-- start of Records shown --

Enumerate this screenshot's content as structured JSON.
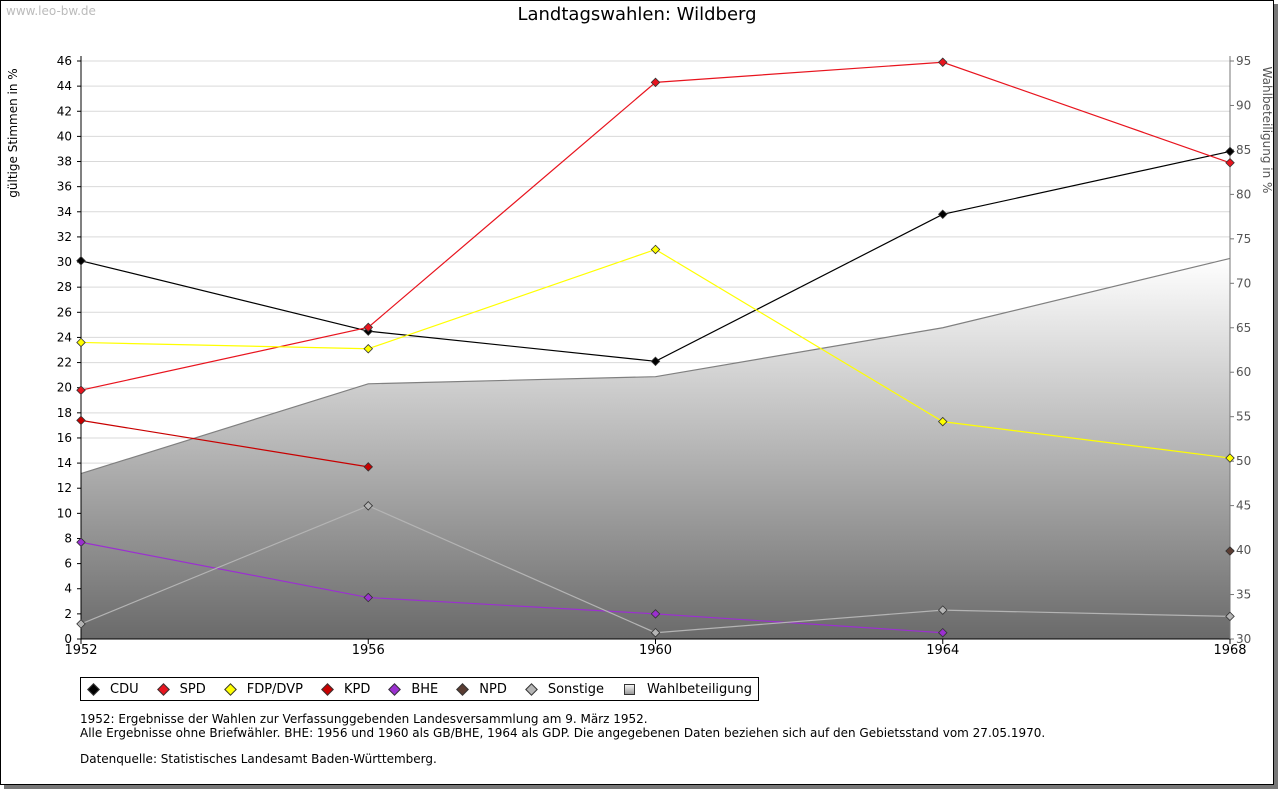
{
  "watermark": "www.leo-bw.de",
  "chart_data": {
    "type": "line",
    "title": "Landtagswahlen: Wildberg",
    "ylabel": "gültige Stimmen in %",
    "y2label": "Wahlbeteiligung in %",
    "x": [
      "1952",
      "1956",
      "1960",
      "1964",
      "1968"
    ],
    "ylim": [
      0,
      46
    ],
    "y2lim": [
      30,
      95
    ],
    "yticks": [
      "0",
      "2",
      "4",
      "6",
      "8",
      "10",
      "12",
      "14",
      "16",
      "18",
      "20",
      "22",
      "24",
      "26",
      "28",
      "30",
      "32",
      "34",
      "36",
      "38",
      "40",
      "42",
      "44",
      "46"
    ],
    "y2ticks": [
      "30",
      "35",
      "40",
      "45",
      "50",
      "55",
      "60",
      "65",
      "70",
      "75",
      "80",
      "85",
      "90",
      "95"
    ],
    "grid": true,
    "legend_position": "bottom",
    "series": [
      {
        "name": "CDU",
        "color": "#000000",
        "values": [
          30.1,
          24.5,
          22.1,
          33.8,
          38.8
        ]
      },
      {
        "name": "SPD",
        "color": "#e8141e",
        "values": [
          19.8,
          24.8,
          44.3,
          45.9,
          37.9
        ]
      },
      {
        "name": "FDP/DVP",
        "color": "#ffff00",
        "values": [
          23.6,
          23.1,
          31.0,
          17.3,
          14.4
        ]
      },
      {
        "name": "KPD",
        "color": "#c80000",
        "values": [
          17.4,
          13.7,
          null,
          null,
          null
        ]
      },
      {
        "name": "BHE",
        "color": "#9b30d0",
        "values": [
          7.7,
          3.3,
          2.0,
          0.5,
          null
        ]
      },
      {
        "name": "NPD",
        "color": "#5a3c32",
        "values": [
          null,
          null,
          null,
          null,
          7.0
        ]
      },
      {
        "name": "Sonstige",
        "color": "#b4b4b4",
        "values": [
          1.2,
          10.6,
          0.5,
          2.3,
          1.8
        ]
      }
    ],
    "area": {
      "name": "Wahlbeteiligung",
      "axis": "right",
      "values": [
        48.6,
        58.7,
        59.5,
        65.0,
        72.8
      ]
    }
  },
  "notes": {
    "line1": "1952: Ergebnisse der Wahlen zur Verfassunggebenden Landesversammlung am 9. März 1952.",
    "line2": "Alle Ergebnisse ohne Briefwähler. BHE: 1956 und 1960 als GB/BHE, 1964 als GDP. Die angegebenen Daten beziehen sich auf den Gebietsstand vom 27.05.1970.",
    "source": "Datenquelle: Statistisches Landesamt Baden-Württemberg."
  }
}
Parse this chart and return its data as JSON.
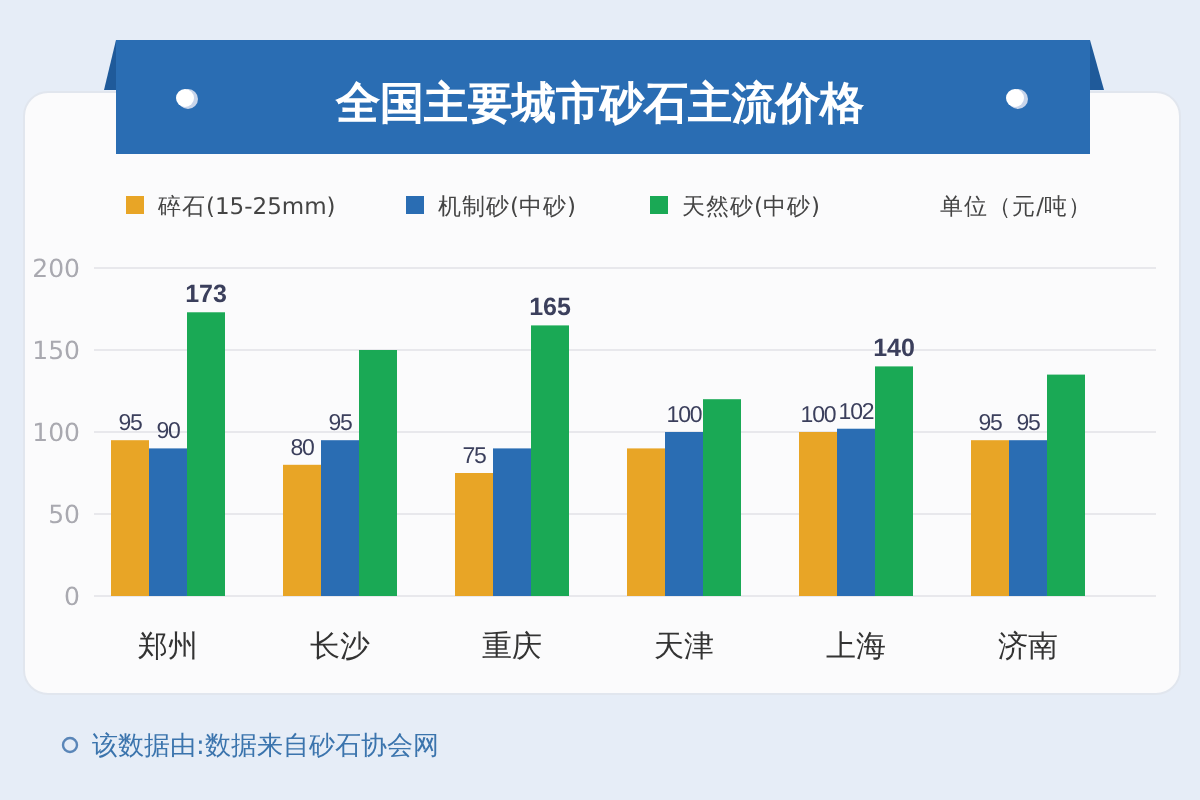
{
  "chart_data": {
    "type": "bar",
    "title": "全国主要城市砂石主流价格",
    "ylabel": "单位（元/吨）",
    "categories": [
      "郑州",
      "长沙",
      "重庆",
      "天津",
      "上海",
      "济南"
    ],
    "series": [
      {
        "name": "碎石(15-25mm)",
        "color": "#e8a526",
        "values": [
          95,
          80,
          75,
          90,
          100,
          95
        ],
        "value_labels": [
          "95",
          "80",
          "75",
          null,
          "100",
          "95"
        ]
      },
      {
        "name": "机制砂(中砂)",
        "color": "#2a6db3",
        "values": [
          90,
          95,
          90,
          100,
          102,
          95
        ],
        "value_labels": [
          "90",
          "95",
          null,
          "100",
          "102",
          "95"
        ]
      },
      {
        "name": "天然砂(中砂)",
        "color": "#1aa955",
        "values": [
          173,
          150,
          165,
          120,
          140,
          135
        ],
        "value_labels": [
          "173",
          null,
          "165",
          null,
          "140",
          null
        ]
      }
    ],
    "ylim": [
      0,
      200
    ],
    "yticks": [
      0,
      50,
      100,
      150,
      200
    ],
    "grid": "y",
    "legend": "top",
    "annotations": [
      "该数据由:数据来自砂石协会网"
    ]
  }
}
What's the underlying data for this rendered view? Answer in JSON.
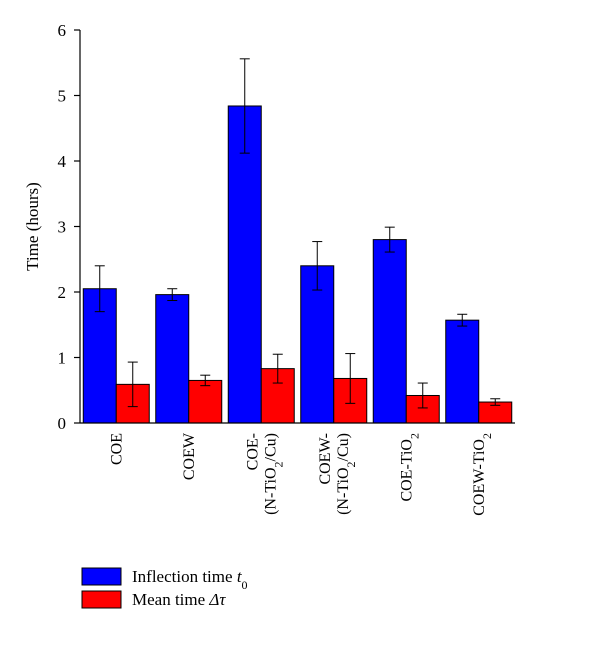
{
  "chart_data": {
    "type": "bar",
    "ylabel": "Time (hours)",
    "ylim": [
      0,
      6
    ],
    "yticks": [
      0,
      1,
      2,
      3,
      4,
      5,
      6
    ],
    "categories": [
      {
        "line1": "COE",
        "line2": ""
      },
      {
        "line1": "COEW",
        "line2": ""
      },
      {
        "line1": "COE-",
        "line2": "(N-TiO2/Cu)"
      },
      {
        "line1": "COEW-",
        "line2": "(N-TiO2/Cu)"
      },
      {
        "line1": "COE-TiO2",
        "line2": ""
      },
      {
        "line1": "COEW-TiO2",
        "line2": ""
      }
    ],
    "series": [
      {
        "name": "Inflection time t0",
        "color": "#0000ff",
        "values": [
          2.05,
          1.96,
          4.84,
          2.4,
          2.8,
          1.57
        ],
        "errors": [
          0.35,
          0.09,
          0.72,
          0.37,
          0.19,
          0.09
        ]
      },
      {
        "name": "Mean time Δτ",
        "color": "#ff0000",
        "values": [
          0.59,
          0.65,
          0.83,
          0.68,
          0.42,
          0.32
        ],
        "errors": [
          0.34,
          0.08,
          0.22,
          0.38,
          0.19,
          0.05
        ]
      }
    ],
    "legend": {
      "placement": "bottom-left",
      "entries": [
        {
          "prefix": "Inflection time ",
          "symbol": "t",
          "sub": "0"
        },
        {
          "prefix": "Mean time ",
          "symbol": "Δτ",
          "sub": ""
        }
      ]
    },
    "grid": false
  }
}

-- end of Records shown --

## Do this
Generate a word-for-word copy of the preceding records, excluding all pictures.

## Expected answer
Enumerate this screenshot's content as structured JSON.
{
  "watermark": "www.leo-bw.de",
  "chart_data": {
    "type": "line",
    "title": "Landtagswahlen: Wildberg",
    "ylabel": "gültige Stimmen in %",
    "y2label": "Wahlbeteiligung in %",
    "x": [
      "1952",
      "1956",
      "1960",
      "1964",
      "1968"
    ],
    "ylim": [
      0,
      46
    ],
    "y2lim": [
      30,
      95
    ],
    "yticks": [
      "0",
      "2",
      "4",
      "6",
      "8",
      "10",
      "12",
      "14",
      "16",
      "18",
      "20",
      "22",
      "24",
      "26",
      "28",
      "30",
      "32",
      "34",
      "36",
      "38",
      "40",
      "42",
      "44",
      "46"
    ],
    "y2ticks": [
      "30",
      "35",
      "40",
      "45",
      "50",
      "55",
      "60",
      "65",
      "70",
      "75",
      "80",
      "85",
      "90",
      "95"
    ],
    "grid": true,
    "legend_position": "bottom",
    "series": [
      {
        "name": "CDU",
        "color": "#000000",
        "values": [
          30.1,
          24.5,
          22.1,
          33.8,
          38.8
        ]
      },
      {
        "name": "SPD",
        "color": "#e8141e",
        "values": [
          19.8,
          24.8,
          44.3,
          45.9,
          37.9
        ]
      },
      {
        "name": "FDP/DVP",
        "color": "#ffff00",
        "values": [
          23.6,
          23.1,
          31.0,
          17.3,
          14.4
        ]
      },
      {
        "name": "KPD",
        "color": "#c80000",
        "values": [
          17.4,
          13.7,
          null,
          null,
          null
        ]
      },
      {
        "name": "BHE",
        "color": "#9b30d0",
        "values": [
          7.7,
          3.3,
          2.0,
          0.5,
          null
        ]
      },
      {
        "name": "NPD",
        "color": "#5a3c32",
        "values": [
          null,
          null,
          null,
          null,
          7.0
        ]
      },
      {
        "name": "Sonstige",
        "color": "#b4b4b4",
        "values": [
          1.2,
          10.6,
          0.5,
          2.3,
          1.8
        ]
      }
    ],
    "area": {
      "name": "Wahlbeteiligung",
      "axis": "right",
      "values": [
        48.6,
        58.7,
        59.5,
        65.0,
        72.8
      ]
    }
  },
  "notes": {
    "line1": "1952: Ergebnisse der Wahlen zur Verfassunggebenden Landesversammlung am 9. März 1952.",
    "line2": "Alle Ergebnisse ohne Briefwähler. BHE: 1956 und 1960 als GB/BHE, 1964 als GDP. Die angegebenen Daten beziehen sich auf den Gebietsstand vom 27.05.1970.",
    "source": "Datenquelle: Statistisches Landesamt Baden-Württemberg."
  }
}
Parse this chart and return its data as JSON.
{
  "chart_data": {
    "type": "bar",
    "title": "全国主要城市砂石主流价格",
    "ylabel": "单位（元/吨）",
    "categories": [
      "郑州",
      "长沙",
      "重庆",
      "天津",
      "上海",
      "济南"
    ],
    "series": [
      {
        "name": "碎石(15-25mm)",
        "color": "#e8a526",
        "values": [
          95,
          80,
          75,
          90,
          100,
          95
        ],
        "value_labels": [
          "95",
          "80",
          "75",
          null,
          "100",
          "95"
        ]
      },
      {
        "name": "机制砂(中砂)",
        "color": "#2a6db3",
        "values": [
          90,
          95,
          90,
          100,
          102,
          95
        ],
        "value_labels": [
          "90",
          "95",
          null,
          "100",
          "102",
          "95"
        ]
      },
      {
        "name": "天然砂(中砂)",
        "color": "#1aa955",
        "values": [
          173,
          150,
          165,
          120,
          140,
          135
        ],
        "value_labels": [
          "173",
          null,
          "165",
          null,
          "140",
          null
        ]
      }
    ],
    "ylim": [
      0,
      200
    ],
    "yticks": [
      0,
      50,
      100,
      150,
      200
    ],
    "grid": "y",
    "legend": "top",
    "annotations": [
      "该数据由:数据来自砂石协会网"
    ]
  }
}
What's the underlying data for this rendered view? Answer in JSON.
{
  "chart_data": {
    "type": "bar",
    "ylabel": "Time (hours)",
    "ylim": [
      0,
      6
    ],
    "yticks": [
      0,
      1,
      2,
      3,
      4,
      5,
      6
    ],
    "categories": [
      {
        "line1": "COE",
        "line2": ""
      },
      {
        "line1": "COEW",
        "line2": ""
      },
      {
        "line1": "COE-",
        "line2": "(N-TiO2/Cu)"
      },
      {
        "line1": "COEW-",
        "line2": "(N-TiO2/Cu)"
      },
      {
        "line1": "COE-TiO2",
        "line2": ""
      },
      {
        "line1": "COEW-TiO2",
        "line2": ""
      }
    ],
    "series": [
      {
        "name": "Inflection time t0",
        "color": "#0000ff",
        "values": [
          2.05,
          1.96,
          4.84,
          2.4,
          2.8,
          1.57
        ],
        "errors": [
          0.35,
          0.09,
          0.72,
          0.37,
          0.19,
          0.09
        ]
      },
      {
        "name": "Mean time Δτ",
        "color": "#ff0000",
        "values": [
          0.59,
          0.65,
          0.83,
          0.68,
          0.42,
          0.32
        ],
        "errors": [
          0.34,
          0.08,
          0.22,
          0.38,
          0.19,
          0.05
        ]
      }
    ],
    "legend": {
      "placement": "bottom-left",
      "entries": [
        {
          "prefix": "Inflection time ",
          "symbol": "t",
          "sub": "0"
        },
        {
          "prefix": "Mean time ",
          "symbol": "Δτ",
          "sub": ""
        }
      ]
    },
    "grid": false
  }
}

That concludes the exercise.